▸ **STORED RECORDS**:
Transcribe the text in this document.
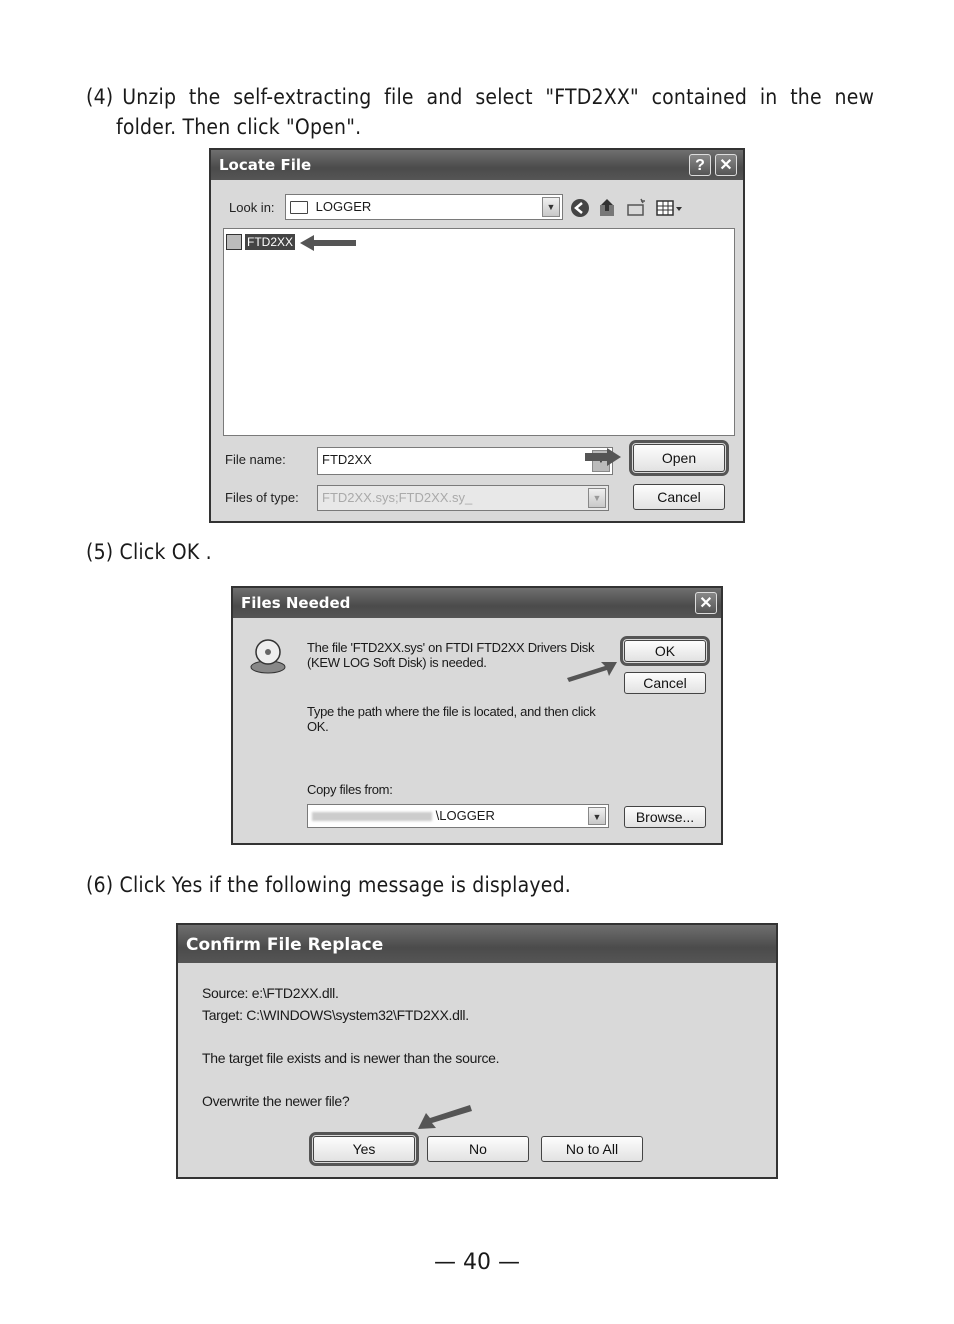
(4) Unzip the self-extracting file and select "FTD2XX" contained in the new
folder. Then click "Open".
Locate File	? ✕
Look in:	LOGGER	▼
FTD2XX
File name:	FTD2XX	Open
Files of type:	FTD2XX.sys;FTD2XX.sy_	▼	Cancel
(5) Click OK .
Files Needed	✕
The file 'FTD2XX.sys' on FTDI FTD2XX Drivers Disk
(KEW LOG Soft Disk) is needed.
Type the path where the file is located, and then click
OK.
Copy files from:
\LOGGER	▼
OK
Cancel
Browse...
(6) Click Yes if the following message is displayed.
Confirm File Replace
Source: e:\FTD2XX.dll.
Target: C:\WINDOWS\system32\FTD2XX.dll.
The target file exists and is newer than the source.
Overwrite the newer file?
Yes	No	No to All
— 40 —
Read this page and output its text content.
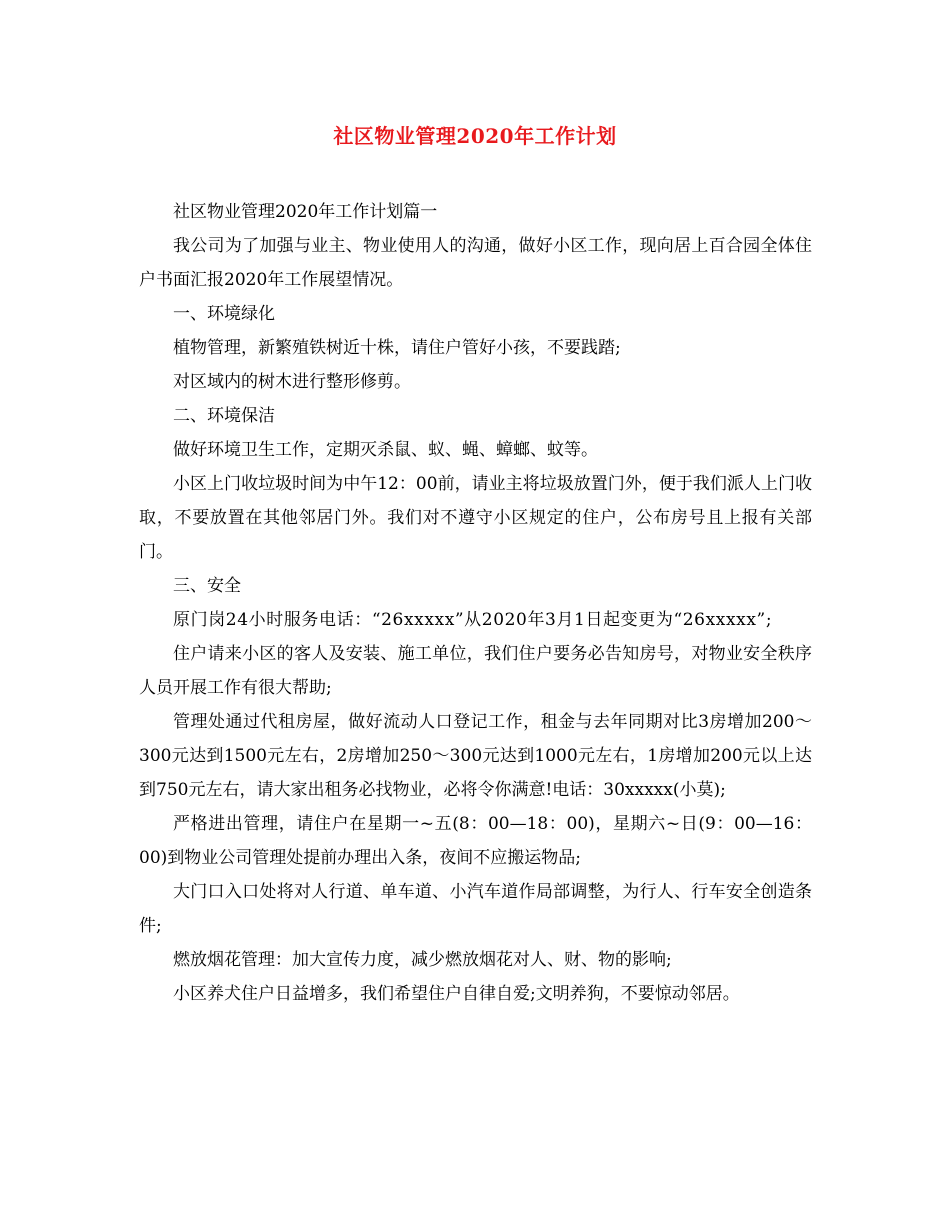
社区物业管理2020年工作计划

社区物业管理2020年工作计划篇一

我公司为了加强与业主、物业使用人的沟通，做好小区工作，现向居上百合园全体住户书面汇报2020年工作展望情况。

一、环境绿化

植物管理，新繁殖铁树近十株，请住户管好小孩，不要践踏;

对区域内的树木进行整形修剪。

二、环境保洁

做好环境卫生工作，定期灭杀鼠、蚁、蝇、蟑螂、蚊等。

小区上门收垃圾时间为中午12：00前，请业主将垃圾放置门外，便于我们派人上门收取，不要放置在其他邻居门外。我们对不遵守小区规定的住户，公布房号且上报有关部门。

三、安全

原门岗24小时服务电话：“26xxxxx”从2020年3月1日起变更为“26xxxxx”;

住户请来小区的客人及安装、施工单位，我们住户要务必告知房号，对物业安全秩序人员开展工作有很大帮助;

管理处通过代租房屋，做好流动人口登记工作，租金与去年同期对比3房增加200～300元达到1500元左右，2房增加250～300元达到1000元左右，1房增加200元以上达到750元左右，请大家出租务必找物业，必将令你满意!电话：30xxxxx(小莫);

严格进出管理，请住户在星期一~五(8：00—18：00)，星期六~日(9：00—16：00)到物业公司管理处提前办理出入条，夜间不应搬运物品;

大门口入口处将对人行道、单车道、小汽车道作局部调整，为行人、行车安全创造条件;

燃放烟花管理：加大宣传力度，减少燃放烟花对人、财、物的影响;

小区养犬住户日益增多，我们希望住户自律自爱;文明养狗，不要惊动邻居。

▸ **SHORT PROBLEM**: Return nothing except the number of lines that include the string "Open".

▸ **RESULT**: 2